**DATA TO PROCESS:**
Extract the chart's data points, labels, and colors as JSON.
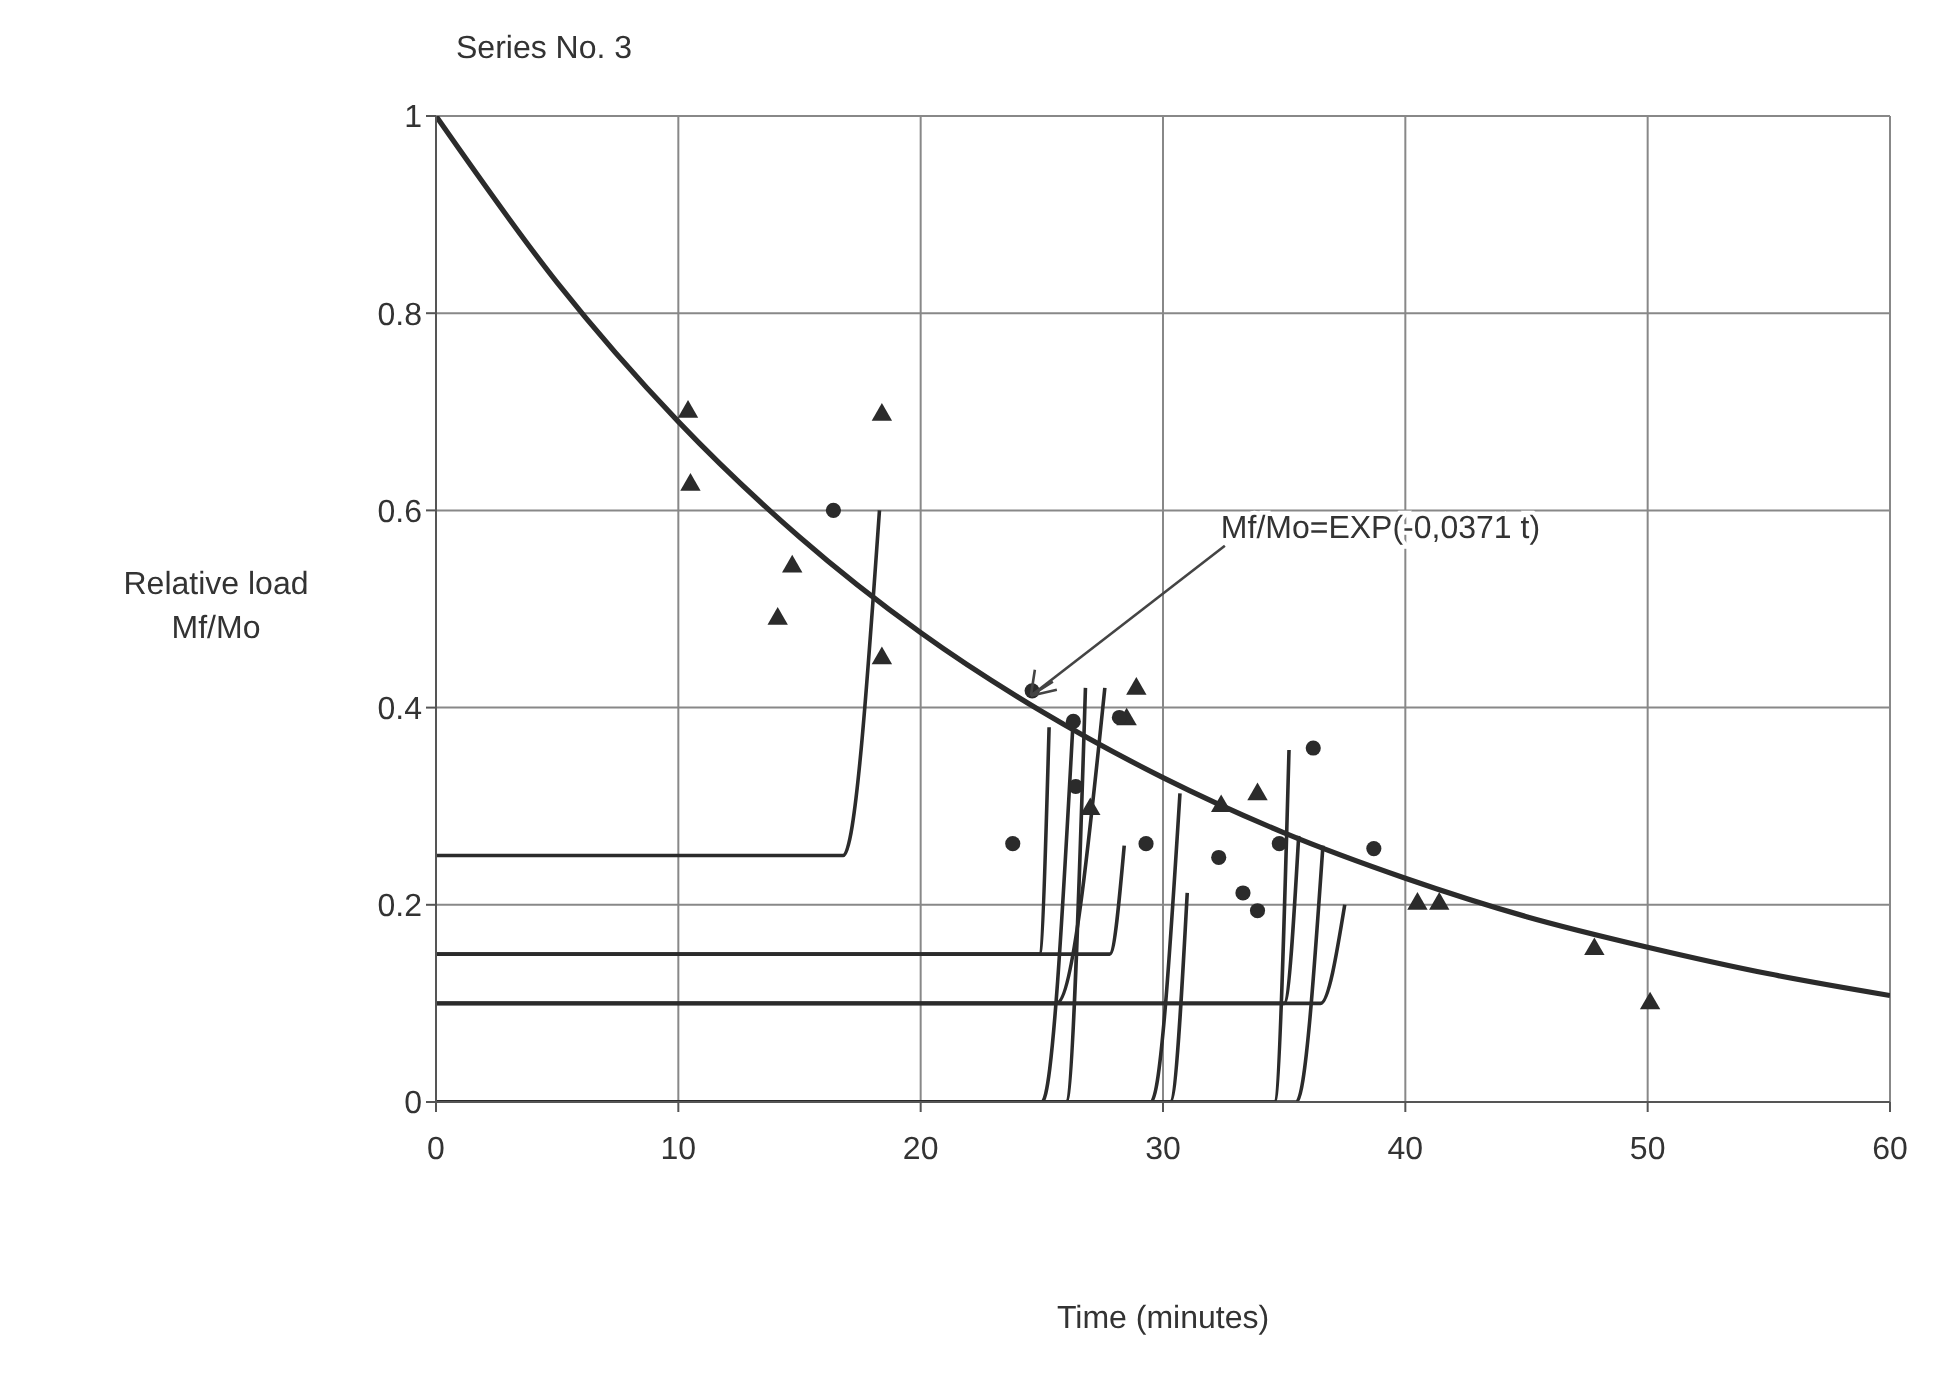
{
  "chart_data": {
    "type": "line",
    "title": "Series No. 3",
    "xlabel": "Time (minutes)",
    "ylabel": "Relative load Mf/Mo",
    "annotations": [
      {
        "text": "Mf/Mo=EXP(-0,0371 t)",
        "x": 24.3,
        "y": 0.406
      }
    ],
    "xlim": [
      0,
      60
    ],
    "xticks": [
      0,
      10,
      20,
      30,
      40,
      50,
      60
    ],
    "ylim": [
      0,
      1
    ],
    "yticks": [
      0,
      0.2,
      0.4,
      0.6,
      0.8,
      1
    ],
    "grid": true,
    "line_style": "solid",
    "series": [
      {
        "type": "line",
        "color": "#2b2b2b",
        "marker": "none",
        "x": [
          0,
          5,
          10,
          15,
          20,
          25,
          30,
          35,
          40,
          45,
          50,
          55,
          60
        ],
        "values": [
          1,
          0.831,
          0.69,
          0.573,
          0.476,
          0.396,
          0.329,
          0.273,
          0.227,
          0.188,
          0.157,
          0.13,
          0.108
        ]
      },
      {
        "type": "scatter",
        "color": "#2b2b2b",
        "marker": "triangle",
        "x": [
          10.4,
          10.5,
          18.4,
          14.7,
          14.1,
          18.4,
          28.9,
          28.5,
          27.0,
          33.9,
          32.4,
          40.5,
          41.4,
          47.8,
          50.1
        ],
        "values": [
          0.7,
          0.626,
          0.697,
          0.543,
          0.49,
          0.45,
          0.419,
          0.388,
          0.297,
          0.312,
          0.3,
          0.201,
          0.201,
          0.155,
          0.1
        ]
      },
      {
        "type": "scatter",
        "color": "#2b2b2b",
        "marker": "circle",
        "x": [
          16.4,
          23.8,
          24.6,
          26.3,
          28.2,
          26.4,
          29.3,
          36.2,
          32.3,
          33.3,
          33.9,
          38.7,
          34.8
        ],
        "values": [
          0.6,
          0.262,
          0.417,
          0.386,
          0.39,
          0.32,
          0.262,
          0.359,
          0.248,
          0.212,
          0.194,
          0.257,
          0.262
        ]
      },
      {
        "type": "line",
        "color": "#2b2b2b",
        "marker": "none",
        "x": [
          0,
          16.8,
          18.3
        ],
        "values": [
          0.25,
          0.25,
          0.6
        ]
      },
      {
        "type": "line",
        "color": "#2b2b2b",
        "marker": "none",
        "x": [
          0,
          24.9,
          25.3
        ],
        "values": [
          0.15,
          0.15,
          0.38
        ]
      },
      {
        "type": "line",
        "color": "#2b2b2b",
        "marker": "none",
        "x": [
          0,
          27.8,
          28.4
        ],
        "values": [
          0.15,
          0.15,
          0.26
        ]
      },
      {
        "type": "line",
        "color": "#2b2b2b",
        "marker": "none",
        "x": [
          0,
          25.6,
          27.6
        ],
        "values": [
          0.1,
          0.1,
          0.42
        ]
      },
      {
        "type": "line",
        "color": "#2b2b2b",
        "marker": "none",
        "x": [
          0,
          36.5,
          37.5
        ],
        "values": [
          0.1,
          0.1,
          0.2
        ]
      },
      {
        "type": "line",
        "color": "#2b2b2b",
        "marker": "none",
        "x": [
          0,
          35.0,
          35.6
        ],
        "values": [
          0.1,
          0.1,
          0.27
        ]
      },
      {
        "type": "line",
        "color": "#2b2b2b",
        "marker": "none",
        "x": [
          0,
          25.0,
          26.3
        ],
        "values": [
          0,
          0,
          0.39
        ]
      },
      {
        "type": "line",
        "color": "#2b2b2b",
        "marker": "none",
        "x": [
          0,
          26.0,
          26.8
        ],
        "values": [
          0,
          0,
          0.42
        ]
      },
      {
        "type": "line",
        "color": "#2b2b2b",
        "marker": "none",
        "x": [
          0,
          29.5,
          30.7
        ],
        "values": [
          0,
          0,
          0.313
        ]
      },
      {
        "type": "line",
        "color": "#2b2b2b",
        "marker": "none",
        "x": [
          0,
          30.3,
          31.0
        ],
        "values": [
          0,
          0,
          0.212
        ]
      },
      {
        "type": "line",
        "color": "#2b2b2b",
        "marker": "none",
        "x": [
          0,
          34.6,
          35.2
        ],
        "values": [
          0,
          0,
          0.357
        ]
      },
      {
        "type": "line",
        "color": "#2b2b2b",
        "marker": "none",
        "x": [
          0,
          35.5,
          36.6
        ],
        "values": [
          0,
          0,
          0.26
        ]
      }
    ]
  }
}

**EXERCISE OBJECTIVE:** Reproduce every record above exactly, but leave out the pictures.

**SOLUTION TO THE PROBLEM:**
Extract the chart's data points, labels, and colors as JSON.
{
  "chart_data": {
    "type": "line",
    "title": "Series No. 3",
    "xlabel": "Time (minutes)",
    "ylabel": "Relative load Mf/Mo",
    "annotations": [
      {
        "text": "Mf/Mo=EXP(-0,0371 t)",
        "x": 24.3,
        "y": 0.406
      }
    ],
    "xlim": [
      0,
      60
    ],
    "xticks": [
      0,
      10,
      20,
      30,
      40,
      50,
      60
    ],
    "ylim": [
      0,
      1
    ],
    "yticks": [
      0,
      0.2,
      0.4,
      0.6,
      0.8,
      1
    ],
    "grid": true,
    "line_style": "solid",
    "series": [
      {
        "type": "line",
        "color": "#2b2b2b",
        "marker": "none",
        "x": [
          0,
          5,
          10,
          15,
          20,
          25,
          30,
          35,
          40,
          45,
          50,
          55,
          60
        ],
        "values": [
          1,
          0.831,
          0.69,
          0.573,
          0.476,
          0.396,
          0.329,
          0.273,
          0.227,
          0.188,
          0.157,
          0.13,
          0.108
        ]
      },
      {
        "type": "scatter",
        "color": "#2b2b2b",
        "marker": "triangle",
        "x": [
          10.4,
          10.5,
          18.4,
          14.7,
          14.1,
          18.4,
          28.9,
          28.5,
          27.0,
          33.9,
          32.4,
          40.5,
          41.4,
          47.8,
          50.1
        ],
        "values": [
          0.7,
          0.626,
          0.697,
          0.543,
          0.49,
          0.45,
          0.419,
          0.388,
          0.297,
          0.312,
          0.3,
          0.201,
          0.201,
          0.155,
          0.1
        ]
      },
      {
        "type": "scatter",
        "color": "#2b2b2b",
        "marker": "circle",
        "x": [
          16.4,
          23.8,
          24.6,
          26.3,
          28.2,
          26.4,
          29.3,
          36.2,
          32.3,
          33.3,
          33.9,
          38.7,
          34.8
        ],
        "values": [
          0.6,
          0.262,
          0.417,
          0.386,
          0.39,
          0.32,
          0.262,
          0.359,
          0.248,
          0.212,
          0.194,
          0.257,
          0.262
        ]
      },
      {
        "type": "line",
        "color": "#2b2b2b",
        "marker": "none",
        "x": [
          0,
          16.8,
          18.3
        ],
        "values": [
          0.25,
          0.25,
          0.6
        ]
      },
      {
        "type": "line",
        "color": "#2b2b2b",
        "marker": "none",
        "x": [
          0,
          24.9,
          25.3
        ],
        "values": [
          0.15,
          0.15,
          0.38
        ]
      },
      {
        "type": "line",
        "color": "#2b2b2b",
        "marker": "none",
        "x": [
          0,
          27.8,
          28.4
        ],
        "values": [
          0.15,
          0.15,
          0.26
        ]
      },
      {
        "type": "line",
        "color": "#2b2b2b",
        "marker": "none",
        "x": [
          0,
          25.6,
          27.6
        ],
        "values": [
          0.1,
          0.1,
          0.42
        ]
      },
      {
        "type": "line",
        "color": "#2b2b2b",
        "marker": "none",
        "x": [
          0,
          36.5,
          37.5
        ],
        "values": [
          0.1,
          0.1,
          0.2
        ]
      },
      {
        "type": "line",
        "color": "#2b2b2b",
        "marker": "none",
        "x": [
          0,
          35.0,
          35.6
        ],
        "values": [
          0.1,
          0.1,
          0.27
        ]
      },
      {
        "type": "line",
        "color": "#2b2b2b",
        "marker": "none",
        "x": [
          0,
          25.0,
          26.3
        ],
        "values": [
          0,
          0,
          0.39
        ]
      },
      {
        "type": "line",
        "color": "#2b2b2b",
        "marker": "none",
        "x": [
          0,
          26.0,
          26.8
        ],
        "values": [
          0,
          0,
          0.42
        ]
      },
      {
        "type": "line",
        "color": "#2b2b2b",
        "marker": "none",
        "x": [
          0,
          29.5,
          30.7
        ],
        "values": [
          0,
          0,
          0.313
        ]
      },
      {
        "type": "line",
        "color": "#2b2b2b",
        "marker": "none",
        "x": [
          0,
          30.3,
          31.0
        ],
        "values": [
          0,
          0,
          0.212
        ]
      },
      {
        "type": "line",
        "color": "#2b2b2b",
        "marker": "none",
        "x": [
          0,
          34.6,
          35.2
        ],
        "values": [
          0,
          0,
          0.357
        ]
      },
      {
        "type": "line",
        "color": "#2b2b2b",
        "marker": "none",
        "x": [
          0,
          35.5,
          36.6
        ],
        "values": [
          0,
          0,
          0.26
        ]
      }
    ]
  }
}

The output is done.